» **Objective**: Gather the lines below that include the string "this", copying each in full.

Data entries:
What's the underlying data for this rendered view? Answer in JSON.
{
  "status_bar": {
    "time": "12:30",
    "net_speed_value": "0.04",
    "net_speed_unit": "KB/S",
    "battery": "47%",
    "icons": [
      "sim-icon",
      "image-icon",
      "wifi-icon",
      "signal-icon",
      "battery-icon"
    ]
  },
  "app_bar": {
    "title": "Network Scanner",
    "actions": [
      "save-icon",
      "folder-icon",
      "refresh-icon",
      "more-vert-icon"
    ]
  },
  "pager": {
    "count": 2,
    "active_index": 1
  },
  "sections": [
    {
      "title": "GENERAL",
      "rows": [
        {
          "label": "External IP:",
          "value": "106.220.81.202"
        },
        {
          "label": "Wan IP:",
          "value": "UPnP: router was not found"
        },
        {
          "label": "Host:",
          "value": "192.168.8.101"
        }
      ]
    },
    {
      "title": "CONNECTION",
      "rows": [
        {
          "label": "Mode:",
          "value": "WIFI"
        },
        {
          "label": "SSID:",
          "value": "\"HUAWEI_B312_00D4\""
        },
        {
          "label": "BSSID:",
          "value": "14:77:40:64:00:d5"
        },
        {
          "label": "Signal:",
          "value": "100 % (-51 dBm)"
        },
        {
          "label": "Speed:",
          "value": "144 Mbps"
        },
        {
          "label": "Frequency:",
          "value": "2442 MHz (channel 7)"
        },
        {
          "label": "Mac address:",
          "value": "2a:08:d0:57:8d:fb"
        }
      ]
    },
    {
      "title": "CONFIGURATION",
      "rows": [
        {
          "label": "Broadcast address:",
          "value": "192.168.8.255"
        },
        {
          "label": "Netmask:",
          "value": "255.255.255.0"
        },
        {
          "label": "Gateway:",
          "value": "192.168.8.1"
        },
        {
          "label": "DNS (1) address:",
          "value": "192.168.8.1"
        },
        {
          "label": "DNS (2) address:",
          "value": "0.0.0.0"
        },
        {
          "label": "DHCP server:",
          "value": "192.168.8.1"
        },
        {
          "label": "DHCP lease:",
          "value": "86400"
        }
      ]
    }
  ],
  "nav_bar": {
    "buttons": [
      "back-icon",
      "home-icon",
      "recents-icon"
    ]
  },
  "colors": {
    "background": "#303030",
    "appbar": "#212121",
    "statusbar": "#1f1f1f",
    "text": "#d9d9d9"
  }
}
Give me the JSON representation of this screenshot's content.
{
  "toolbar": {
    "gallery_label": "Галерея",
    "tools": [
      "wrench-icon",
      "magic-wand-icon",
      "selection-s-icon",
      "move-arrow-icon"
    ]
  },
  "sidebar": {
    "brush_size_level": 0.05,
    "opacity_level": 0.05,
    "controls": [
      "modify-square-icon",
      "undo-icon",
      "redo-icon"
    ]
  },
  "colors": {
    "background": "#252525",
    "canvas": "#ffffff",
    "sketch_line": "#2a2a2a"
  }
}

» **Result of the exercise**:
What's the underlying data for this rendered view? Answer in JSON.
Give me the JSON representation of this screenshot's content.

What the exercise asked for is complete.